What is being asked: Write the records below out again exactly as given, with no images.

Extracted material:
··········

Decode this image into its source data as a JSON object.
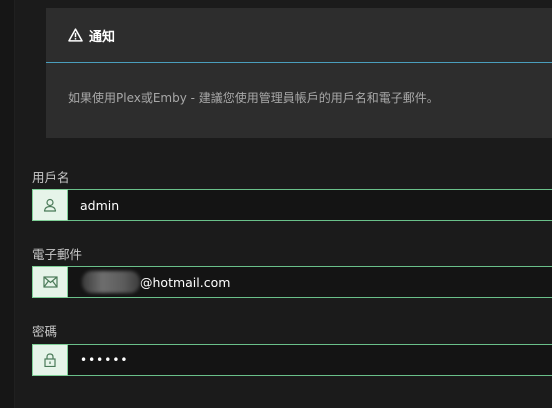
{
  "notice": {
    "title": "通知",
    "message": "如果使用Plex或Emby - 建議您使用管理員帳戶的用戶名和電子郵件。",
    "icon": "warning-icon",
    "accent_color": "#4a9ebd"
  },
  "form": {
    "username": {
      "label": "用戶名",
      "value": "admin",
      "icon": "user-icon"
    },
    "email": {
      "label": "電子郵件",
      "value_suffix": "@hotmail.com",
      "icon": "mail-icon"
    },
    "password": {
      "label": "密碼",
      "value": "••••••",
      "icon": "lock-icon"
    },
    "field_accent_color": "#6ac08a"
  }
}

··········

Problem solution:
Decode this image into its source data as a JSON object.
{
  "notice": {
    "title": "通知",
    "message": "如果使用Plex或Emby - 建議您使用管理員帳戶的用戶名和電子郵件。",
    "icon": "warning-icon",
    "accent_color": "#4a9ebd"
  },
  "form": {
    "username": {
      "label": "用戶名",
      "value": "admin",
      "icon": "user-icon"
    },
    "email": {
      "label": "電子郵件",
      "value_suffix": "@hotmail.com",
      "icon": "mail-icon"
    },
    "password": {
      "label": "密碼",
      "value": "••••••",
      "icon": "lock-icon"
    },
    "field_accent_color": "#6ac08a"
  }
}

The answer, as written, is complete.